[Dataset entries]

******

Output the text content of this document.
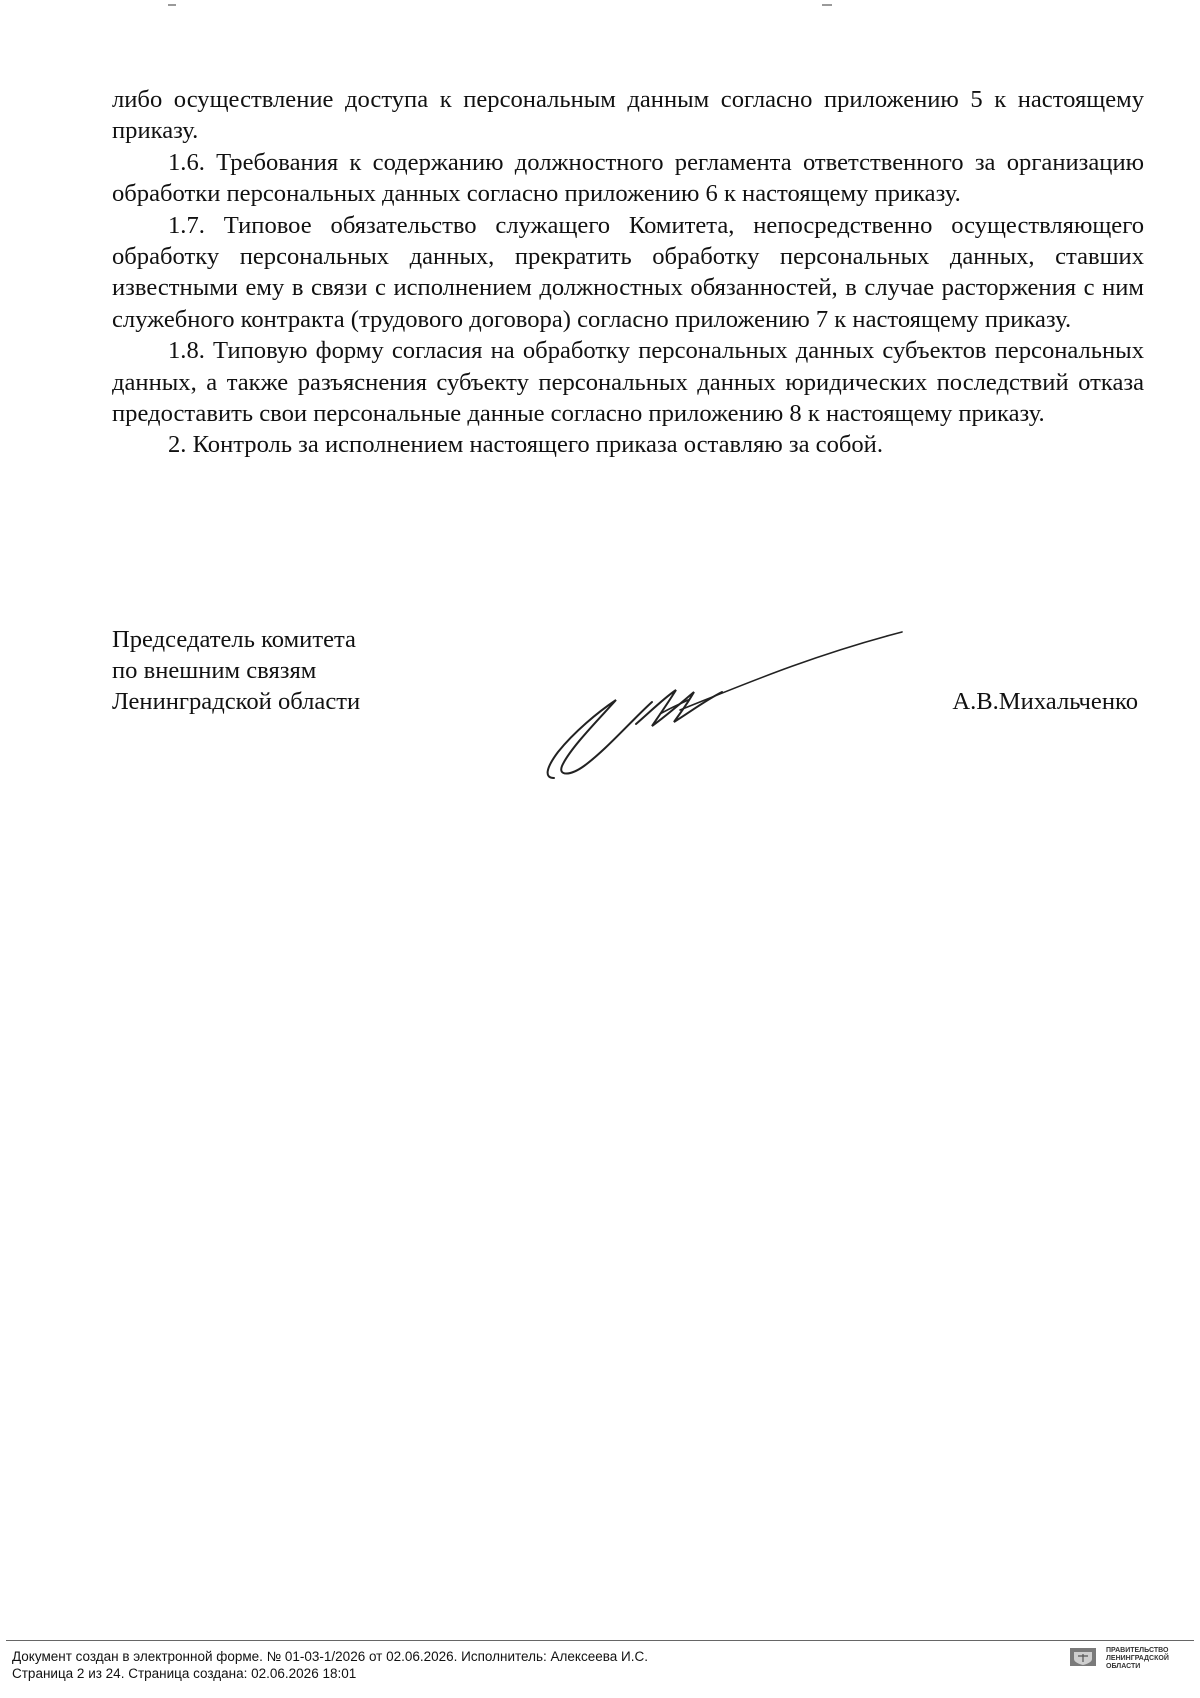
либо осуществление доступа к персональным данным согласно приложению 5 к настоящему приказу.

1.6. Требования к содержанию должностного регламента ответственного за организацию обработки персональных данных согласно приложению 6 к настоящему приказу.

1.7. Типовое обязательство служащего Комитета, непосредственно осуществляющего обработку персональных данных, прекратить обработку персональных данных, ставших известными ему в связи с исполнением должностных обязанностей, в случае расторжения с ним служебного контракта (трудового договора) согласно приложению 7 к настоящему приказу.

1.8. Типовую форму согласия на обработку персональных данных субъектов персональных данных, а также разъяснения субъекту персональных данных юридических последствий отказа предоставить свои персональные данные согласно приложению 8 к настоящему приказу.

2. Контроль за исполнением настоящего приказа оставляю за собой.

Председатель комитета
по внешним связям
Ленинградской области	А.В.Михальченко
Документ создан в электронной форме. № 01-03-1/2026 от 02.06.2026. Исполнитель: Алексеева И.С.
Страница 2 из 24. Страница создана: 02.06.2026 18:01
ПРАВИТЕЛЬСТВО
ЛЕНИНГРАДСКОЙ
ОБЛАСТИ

******

• _EXERCISE TASK_: Filter the listing above for the string "согласно" and copy every matching line.

• _TASK OUTPUT_:
либо осуществление доступа к персональным данным согласно приложению 5 к настоящему приказу.
1.6. Требования к содержанию должностного регламента ответственного за организацию обработки персональных данных согласно приложению 6 к настоящему приказу.
1.7. Типовое обязательство служащего Комитета, непосредственно осуществляющего обработку персональных данных, прекратить обработку персональных данных, ставших известными ему в связи с исполнением должностных обязанностей, в случае расторжения с ним служебного контракта (трудового договора) согласно приложению 7 к настоящему приказу.
1.8. Типовую форму согласия на обработку персональных данных субъектов персональных данных, а также разъяснения субъекту персональных данных юридических последствий отказа предоставить свои персональные данные согласно приложению 8 к настоящему приказу.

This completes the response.